>> Start EXERCISE DATA

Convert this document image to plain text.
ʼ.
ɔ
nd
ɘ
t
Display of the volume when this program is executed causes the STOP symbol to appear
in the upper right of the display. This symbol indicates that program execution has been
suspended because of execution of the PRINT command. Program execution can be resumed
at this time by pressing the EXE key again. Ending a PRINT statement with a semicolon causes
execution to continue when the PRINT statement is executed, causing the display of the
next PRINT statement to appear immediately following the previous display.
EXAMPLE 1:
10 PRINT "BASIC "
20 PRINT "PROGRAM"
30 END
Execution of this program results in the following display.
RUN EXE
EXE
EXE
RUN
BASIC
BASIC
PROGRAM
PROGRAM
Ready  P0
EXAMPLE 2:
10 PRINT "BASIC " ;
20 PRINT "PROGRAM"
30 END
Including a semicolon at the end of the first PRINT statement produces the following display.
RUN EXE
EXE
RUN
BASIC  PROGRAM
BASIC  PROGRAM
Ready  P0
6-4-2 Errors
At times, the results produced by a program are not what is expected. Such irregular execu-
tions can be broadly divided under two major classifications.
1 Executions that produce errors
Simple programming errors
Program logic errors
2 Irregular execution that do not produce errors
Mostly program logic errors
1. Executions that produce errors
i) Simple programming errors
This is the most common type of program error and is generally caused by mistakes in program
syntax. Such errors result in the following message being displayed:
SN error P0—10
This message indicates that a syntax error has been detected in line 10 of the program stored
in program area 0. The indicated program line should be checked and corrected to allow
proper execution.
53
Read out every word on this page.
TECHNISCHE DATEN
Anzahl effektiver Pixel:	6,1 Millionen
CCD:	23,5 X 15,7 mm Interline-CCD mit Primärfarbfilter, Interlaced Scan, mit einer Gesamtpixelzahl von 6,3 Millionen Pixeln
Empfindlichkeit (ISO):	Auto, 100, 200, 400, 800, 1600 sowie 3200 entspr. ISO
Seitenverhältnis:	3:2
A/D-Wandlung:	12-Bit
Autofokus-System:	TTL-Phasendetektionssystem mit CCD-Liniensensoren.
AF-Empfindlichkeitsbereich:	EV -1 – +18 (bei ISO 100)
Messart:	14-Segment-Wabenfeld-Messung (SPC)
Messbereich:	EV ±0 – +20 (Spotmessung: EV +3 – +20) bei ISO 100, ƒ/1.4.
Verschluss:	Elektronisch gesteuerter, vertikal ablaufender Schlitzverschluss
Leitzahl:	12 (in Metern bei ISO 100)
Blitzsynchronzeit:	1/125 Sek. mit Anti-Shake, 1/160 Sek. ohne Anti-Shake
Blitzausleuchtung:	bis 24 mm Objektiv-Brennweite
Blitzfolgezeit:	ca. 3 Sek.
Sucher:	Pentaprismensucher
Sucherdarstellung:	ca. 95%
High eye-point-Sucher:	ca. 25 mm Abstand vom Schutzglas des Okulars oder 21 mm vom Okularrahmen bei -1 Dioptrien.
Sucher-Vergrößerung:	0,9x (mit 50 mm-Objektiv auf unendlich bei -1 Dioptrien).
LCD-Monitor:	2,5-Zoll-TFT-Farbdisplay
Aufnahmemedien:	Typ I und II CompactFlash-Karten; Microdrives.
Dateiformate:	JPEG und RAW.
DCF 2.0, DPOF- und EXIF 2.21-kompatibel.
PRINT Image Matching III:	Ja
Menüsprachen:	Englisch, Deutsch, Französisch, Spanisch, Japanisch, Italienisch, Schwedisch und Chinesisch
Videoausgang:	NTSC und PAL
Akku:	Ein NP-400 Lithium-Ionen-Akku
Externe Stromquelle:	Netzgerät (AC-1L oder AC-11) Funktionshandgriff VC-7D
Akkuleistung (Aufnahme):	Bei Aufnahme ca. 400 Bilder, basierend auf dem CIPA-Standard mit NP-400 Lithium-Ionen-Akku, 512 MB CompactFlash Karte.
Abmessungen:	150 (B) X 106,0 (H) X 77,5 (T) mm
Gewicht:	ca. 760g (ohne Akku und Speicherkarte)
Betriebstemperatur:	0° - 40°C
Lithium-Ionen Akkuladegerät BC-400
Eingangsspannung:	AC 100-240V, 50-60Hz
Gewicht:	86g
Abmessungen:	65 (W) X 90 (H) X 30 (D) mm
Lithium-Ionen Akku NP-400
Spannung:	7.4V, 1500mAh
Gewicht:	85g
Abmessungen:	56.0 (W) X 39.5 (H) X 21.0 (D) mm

>> End EXERCISE DATA

# [CHALLENGE]
Output the records above in their entirety, exactly.

# [RIGHT ANSWER]
Convert this document image to plain text.
ʼ.
ɔ
nd
ɘ
t
Display of the volume when this program is executed causes the STOP symbol to appear
in the upper right of the display. This symbol indicates that program execution has been
suspended because of execution of the PRINT command. Program execution can be resumed
at this time by pressing the EXE key again. Ending a PRINT statement with a semicolon causes
execution to continue when the PRINT statement is executed, causing the display of the
next PRINT statement to appear immediately following the previous display.
EXAMPLE 1:
10 PRINT "BASIC "
20 PRINT "PROGRAM"
30 END
Execution of this program results in the following display.
RUN EXE
EXE
EXE
RUN
BASIC
BASIC
PROGRAM
PROGRAM
Ready  P0
EXAMPLE 2:
10 PRINT "BASIC " ;
20 PRINT "PROGRAM"
30 END
Including a semicolon at the end of the first PRINT statement produces the following display.
RUN EXE
EXE
RUN
BASIC  PROGRAM
BASIC  PROGRAM
Ready  P0
6-4-2 Errors
At times, the results produced by a program are not what is expected. Such irregular execu-
tions can be broadly divided under two major classifications.
1 Executions that produce errors
Simple programming errors
Program logic errors
2 Irregular execution that do not produce errors
Mostly program logic errors
1. Executions that produce errors
i) Simple programming errors
This is the most common type of program error and is generally caused by mistakes in program
syntax. Such errors result in the following message being displayed:
SN error P0—10
This message indicates that a syntax error has been detected in line 10 of the program stored
in program area 0. The indicated program line should be checked and corrected to allow
proper execution.
53
Read out every word on this page.
TECHNISCHE DATEN
Anzahl effektiver Pixel:	6,1 Millionen
CCD:	23,5 X 15,7 mm Interline-CCD mit Primärfarbfilter, Interlaced Scan, mit einer Gesamtpixelzahl von 6,3 Millionen Pixeln
Empfindlichkeit (ISO):	Auto, 100, 200, 400, 800, 1600 sowie 3200 entspr. ISO
Seitenverhältnis:	3:2
A/D-Wandlung:	12-Bit
Autofokus-System:	TTL-Phasendetektionssystem mit CCD-Liniensensoren.
AF-Empfindlichkeitsbereich:	EV -1 – +18 (bei ISO 100)
Messart:	14-Segment-Wabenfeld-Messung (SPC)
Messbereich:	EV ±0 – +20 (Spotmessung: EV +3 – +20) bei ISO 100, ƒ/1.4.
Verschluss:	Elektronisch gesteuerter, vertikal ablaufender Schlitzverschluss
Leitzahl:	12 (in Metern bei ISO 100)
Blitzsynchronzeit:	1/125 Sek. mit Anti-Shake, 1/160 Sek. ohne Anti-Shake
Blitzausleuchtung:	bis 24 mm Objektiv-Brennweite
Blitzfolgezeit:	ca. 3 Sek.
Sucher:	Pentaprismensucher
Sucherdarstellung:	ca. 95%
High eye-point-Sucher:	ca. 25 mm Abstand vom Schutzglas des Okulars oder 21 mm vom Okularrahmen bei -1 Dioptrien.
Sucher-Vergrößerung:	0,9x (mit 50 mm-Objektiv auf unendlich bei -1 Dioptrien).
LCD-Monitor:	2,5-Zoll-TFT-Farbdisplay
Aufnahmemedien:	Typ I und II CompactFlash-Karten; Microdrives.
Dateiformate:	JPEG und RAW.
DCF 2.0, DPOF- und EXIF 2.21-kompatibel.
PRINT Image Matching III:	Ja
Menüsprachen:	Englisch, Deutsch, Französisch, Spanisch, Japanisch, Italienisch, Schwedisch und Chinesisch
Videoausgang:	NTSC und PAL
Akku:	Ein NP-400 Lithium-Ionen-Akku
Externe Stromquelle:	Netzgerät (AC-1L oder AC-11) Funktionshandgriff VC-7D
Akkuleistung (Aufnahme):	Bei Aufnahme ca. 400 Bilder, basierend auf dem CIPA-Standard mit NP-400 Lithium-Ionen-Akku, 512 MB CompactFlash Karte.
Abmessungen:	150 (B) X 106,0 (H) X 77,5 (T) mm
Gewicht:	ca. 760g (ohne Akku und Speicherkarte)
Betriebstemperatur:	0° - 40°C
Lithium-Ionen Akkuladegerät BC-400
Eingangsspannung:	AC 100-240V, 50-60Hz
Gewicht:	86g
Abmessungen:	65 (W) X 90 (H) X 30 (D) mm
Lithium-Ionen Akku NP-400
Spannung:	7.4V, 1500mAh
Gewicht:	85g
Abmessungen:	56.0 (W) X 39.5 (H) X 21.0 (D) mm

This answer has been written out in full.